Set exercise>
Update the material below by replacing every "table-cell" with "grid-cell", and leave everything else as it is.

Layout coordinate data>
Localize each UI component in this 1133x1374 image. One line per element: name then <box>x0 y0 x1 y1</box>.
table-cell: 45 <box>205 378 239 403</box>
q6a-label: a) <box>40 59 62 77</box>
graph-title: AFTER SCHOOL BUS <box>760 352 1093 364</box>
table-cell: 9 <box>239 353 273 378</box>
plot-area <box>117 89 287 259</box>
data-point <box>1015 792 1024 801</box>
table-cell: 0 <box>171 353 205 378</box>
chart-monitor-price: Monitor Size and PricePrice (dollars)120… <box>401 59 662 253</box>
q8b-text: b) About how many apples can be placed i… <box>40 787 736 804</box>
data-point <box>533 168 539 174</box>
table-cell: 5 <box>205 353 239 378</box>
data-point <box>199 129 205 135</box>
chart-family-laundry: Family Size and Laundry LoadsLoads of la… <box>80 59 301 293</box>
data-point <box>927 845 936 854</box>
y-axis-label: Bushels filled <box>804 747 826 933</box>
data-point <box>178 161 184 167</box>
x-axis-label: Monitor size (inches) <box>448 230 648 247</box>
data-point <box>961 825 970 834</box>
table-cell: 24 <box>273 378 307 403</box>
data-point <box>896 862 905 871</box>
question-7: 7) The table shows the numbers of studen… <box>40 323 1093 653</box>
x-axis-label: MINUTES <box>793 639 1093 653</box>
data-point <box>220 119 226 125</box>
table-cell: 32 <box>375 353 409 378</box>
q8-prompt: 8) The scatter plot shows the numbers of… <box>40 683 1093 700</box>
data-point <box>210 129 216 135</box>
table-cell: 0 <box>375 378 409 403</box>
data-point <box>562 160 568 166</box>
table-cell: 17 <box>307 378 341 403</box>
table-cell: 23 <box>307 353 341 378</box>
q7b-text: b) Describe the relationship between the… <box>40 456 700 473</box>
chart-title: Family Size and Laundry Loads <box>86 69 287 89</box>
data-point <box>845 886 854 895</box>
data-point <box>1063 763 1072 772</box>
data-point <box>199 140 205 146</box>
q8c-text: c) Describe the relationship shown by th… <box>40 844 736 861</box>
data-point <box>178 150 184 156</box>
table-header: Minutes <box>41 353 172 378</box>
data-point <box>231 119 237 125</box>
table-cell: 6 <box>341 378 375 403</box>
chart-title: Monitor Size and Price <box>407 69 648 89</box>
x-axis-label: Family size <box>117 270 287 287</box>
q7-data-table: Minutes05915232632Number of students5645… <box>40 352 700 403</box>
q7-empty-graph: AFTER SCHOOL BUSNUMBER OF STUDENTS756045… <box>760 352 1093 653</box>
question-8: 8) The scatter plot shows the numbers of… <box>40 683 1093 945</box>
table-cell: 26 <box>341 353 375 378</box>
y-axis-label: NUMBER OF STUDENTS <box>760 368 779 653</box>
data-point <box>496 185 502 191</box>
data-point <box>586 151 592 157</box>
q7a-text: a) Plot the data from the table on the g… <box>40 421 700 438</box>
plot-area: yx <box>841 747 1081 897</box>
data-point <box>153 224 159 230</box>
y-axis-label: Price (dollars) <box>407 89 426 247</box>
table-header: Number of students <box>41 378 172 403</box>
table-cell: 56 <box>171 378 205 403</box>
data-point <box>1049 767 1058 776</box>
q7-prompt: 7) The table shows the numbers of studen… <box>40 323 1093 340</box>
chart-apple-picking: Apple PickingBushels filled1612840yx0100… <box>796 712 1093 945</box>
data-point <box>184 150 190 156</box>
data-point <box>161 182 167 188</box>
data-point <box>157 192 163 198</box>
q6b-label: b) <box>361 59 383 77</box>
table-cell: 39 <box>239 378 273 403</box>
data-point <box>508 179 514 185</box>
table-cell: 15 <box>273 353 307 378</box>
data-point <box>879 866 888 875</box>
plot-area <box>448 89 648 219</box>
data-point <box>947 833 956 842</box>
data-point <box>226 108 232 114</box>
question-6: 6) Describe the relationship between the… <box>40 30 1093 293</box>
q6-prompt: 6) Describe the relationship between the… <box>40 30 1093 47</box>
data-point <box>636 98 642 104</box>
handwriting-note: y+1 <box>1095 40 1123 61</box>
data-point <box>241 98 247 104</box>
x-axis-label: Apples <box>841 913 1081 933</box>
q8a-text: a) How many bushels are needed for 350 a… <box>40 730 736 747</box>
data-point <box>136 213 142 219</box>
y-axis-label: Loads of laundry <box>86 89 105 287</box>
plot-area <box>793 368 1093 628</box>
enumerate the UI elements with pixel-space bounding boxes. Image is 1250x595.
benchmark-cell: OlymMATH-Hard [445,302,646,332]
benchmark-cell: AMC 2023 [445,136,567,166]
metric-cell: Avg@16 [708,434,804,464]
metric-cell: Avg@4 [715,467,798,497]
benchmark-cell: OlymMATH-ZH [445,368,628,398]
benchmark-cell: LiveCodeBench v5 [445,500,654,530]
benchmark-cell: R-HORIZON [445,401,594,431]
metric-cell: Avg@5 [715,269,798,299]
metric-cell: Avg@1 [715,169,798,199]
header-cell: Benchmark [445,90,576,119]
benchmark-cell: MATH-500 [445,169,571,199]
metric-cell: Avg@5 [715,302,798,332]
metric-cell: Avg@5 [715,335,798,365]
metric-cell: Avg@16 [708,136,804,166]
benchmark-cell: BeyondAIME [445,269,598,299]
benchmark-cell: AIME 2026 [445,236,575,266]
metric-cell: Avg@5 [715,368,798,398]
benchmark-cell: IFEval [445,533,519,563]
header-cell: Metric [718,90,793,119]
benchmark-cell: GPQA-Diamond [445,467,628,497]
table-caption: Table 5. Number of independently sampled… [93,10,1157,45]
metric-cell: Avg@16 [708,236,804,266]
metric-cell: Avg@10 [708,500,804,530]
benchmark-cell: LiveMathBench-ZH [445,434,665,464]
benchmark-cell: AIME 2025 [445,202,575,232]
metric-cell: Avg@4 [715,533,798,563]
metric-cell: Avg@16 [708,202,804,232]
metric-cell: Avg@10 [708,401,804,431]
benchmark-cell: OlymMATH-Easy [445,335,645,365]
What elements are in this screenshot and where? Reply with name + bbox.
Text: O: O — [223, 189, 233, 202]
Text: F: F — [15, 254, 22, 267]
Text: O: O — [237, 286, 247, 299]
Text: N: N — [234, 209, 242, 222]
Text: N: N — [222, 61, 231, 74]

Expected answer>
Localize each UI component in this 1133x1374 image. One line per element: name then <box>x0 y0 x1 y1</box>.
grid-cell: 45 <box>205 378 239 403</box>
q6a-label: a) <box>40 59 62 77</box>
graph-title: AFTER SCHOOL BUS <box>760 352 1093 364</box>
grid-cell: 9 <box>239 353 273 378</box>
plot-area <box>117 89 287 259</box>
data-point <box>1015 792 1024 801</box>
grid-cell: 0 <box>171 353 205 378</box>
chart-monitor-price: Monitor Size and PricePrice (dollars)120… <box>401 59 662 253</box>
q8b-text: b) About how many apples can be placed i… <box>40 787 736 804</box>
data-point <box>533 168 539 174</box>
grid-cell: 5 <box>205 353 239 378</box>
data-point <box>199 129 205 135</box>
chart-family-laundry: Family Size and Laundry LoadsLoads of la… <box>80 59 301 293</box>
data-point <box>927 845 936 854</box>
y-axis-label: Bushels filled <box>804 747 826 933</box>
data-point <box>178 161 184 167</box>
x-axis-label: Monitor size (inches) <box>448 230 648 247</box>
data-point <box>961 825 970 834</box>
grid-cell: 24 <box>273 378 307 403</box>
data-point <box>896 862 905 871</box>
question-7: 7) The table shows the numbers of studen… <box>40 323 1093 653</box>
x-axis-label: MINUTES <box>793 639 1093 653</box>
data-point <box>220 119 226 125</box>
grid-cell: 32 <box>375 353 409 378</box>
q8-prompt: 8) The scatter plot shows the numbers of… <box>40 683 1093 700</box>
data-point <box>210 129 216 135</box>
grid-cell: 0 <box>375 378 409 403</box>
data-point <box>562 160 568 166</box>
grid-cell: 17 <box>307 378 341 403</box>
grid-cell: 23 <box>307 353 341 378</box>
q7b-text: b) Describe the relationship between the… <box>40 456 700 473</box>
chart-title: Family Size and Laundry Loads <box>86 69 287 89</box>
data-point <box>845 886 854 895</box>
data-point <box>1063 763 1072 772</box>
data-point <box>199 140 205 146</box>
q8c-text: c) Describe the relationship shown by th… <box>40 844 736 861</box>
data-point <box>178 150 184 156</box>
table-header: Minutes <box>41 353 172 378</box>
data-point <box>231 119 237 125</box>
grid-cell: 6 <box>341 378 375 403</box>
chart-title: Monitor Size and Price <box>407 69 648 89</box>
x-axis-label: Family size <box>117 270 287 287</box>
q7-data-table: Minutes05915232632Number of students5645… <box>40 352 700 403</box>
q7-empty-graph: AFTER SCHOOL BUSNUMBER OF STUDENTS756045… <box>760 352 1093 653</box>
question-8: 8) The scatter plot shows the numbers of… <box>40 683 1093 945</box>
grid-cell: 26 <box>341 353 375 378</box>
y-axis-label: NUMBER OF STUDENTS <box>760 368 779 653</box>
data-point <box>496 185 502 191</box>
data-point <box>586 151 592 157</box>
q7a-text: a) Plot the data from the table on the g… <box>40 421 700 438</box>
plot-area: yx <box>841 747 1081 897</box>
data-point <box>153 224 159 230</box>
y-axis-label: Price (dollars) <box>407 89 426 247</box>
table-header: Number of students <box>41 378 172 403</box>
grid-cell: 56 <box>171 378 205 403</box>
data-point <box>1049 767 1058 776</box>
q7-prompt: 7) The table shows the numbers of studen… <box>40 323 1093 340</box>
chart-apple-picking: Apple PickingBushels filled1612840yx0100… <box>796 712 1093 945</box>
data-point <box>184 150 190 156</box>
data-point <box>161 182 167 188</box>
data-point <box>157 192 163 198</box>
q6b-label: b) <box>361 59 383 77</box>
grid-cell: 39 <box>239 378 273 403</box>
data-point <box>508 179 514 185</box>
grid-cell: 15 <box>273 353 307 378</box>
data-point <box>879 866 888 875</box>
plot-area <box>448 89 648 219</box>
data-point <box>947 833 956 842</box>
data-point <box>226 108 232 114</box>
question-6: 6) Describe the relationship between the… <box>40 30 1093 293</box>
q6-prompt: 6) Describe the relationship between the… <box>40 30 1093 47</box>
data-point <box>636 98 642 104</box>
handwriting-note: y+1 <box>1095 40 1123 61</box>
data-point <box>241 98 247 104</box>
x-axis-label: Apples <box>841 913 1081 933</box>
q8a-text: a) How many bushels are needed for 350 a… <box>40 730 736 747</box>
data-point <box>136 213 142 219</box>
y-axis-label: Loads of laundry <box>86 89 105 287</box>
plot-area <box>793 368 1093 628</box>
enumerate the UI elements with pixel-space bounding boxes. Image is 1250x595.
benchmark-cell: OlymMATH-Hard [445,302,646,332]
benchmark-cell: AMC 2023 [445,136,567,166]
metric-cell: Avg@16 [708,434,804,464]
metric-cell: Avg@4 [715,467,798,497]
benchmark-cell: OlymMATH-ZH [445,368,628,398]
benchmark-cell: LiveCodeBench v5 [445,500,654,530]
benchmark-cell: R-HORIZON [445,401,594,431]
metric-cell: Avg@5 [715,269,798,299]
metric-cell: Avg@1 [715,169,798,199]
header-cell: Benchmark [445,90,576,119]
benchmark-cell: MATH-500 [445,169,571,199]
metric-cell: Avg@5 [715,302,798,332]
metric-cell: Avg@5 [715,335,798,365]
metric-cell: Avg@16 [708,136,804,166]
benchmark-cell: BeyondAIME [445,269,598,299]
benchmark-cell: AIME 2026 [445,236,575,266]
metric-cell: Avg@5 [715,368,798,398]
benchmark-cell: IFEval [445,533,519,563]
header-cell: Metric [718,90,793,119]
benchmark-cell: GPQA-Diamond [445,467,628,497]
table-caption: Table 5. Number of independently sampled… [93,10,1157,45]
metric-cell: Avg@16 [708,236,804,266]
metric-cell: Avg@10 [708,500,804,530]
benchmark-cell: LiveMathBench-ZH [445,434,665,464]
benchmark-cell: AIME 2025 [445,202,575,232]
metric-cell: Avg@4 [715,533,798,563]
metric-cell: Avg@16 [708,202,804,232]
metric-cell: Avg@10 [708,401,804,431]
benchmark-cell: OlymMATH-Easy [445,335,645,365]
What elements are in this screenshot and where? Reply with name + bbox.
Text: O: O — [223, 189, 233, 202]
Text: F: F — [15, 254, 22, 267]
Text: O: O — [237, 286, 247, 299]
Text: N: N — [234, 209, 242, 222]
Text: N: N — [222, 61, 231, 74]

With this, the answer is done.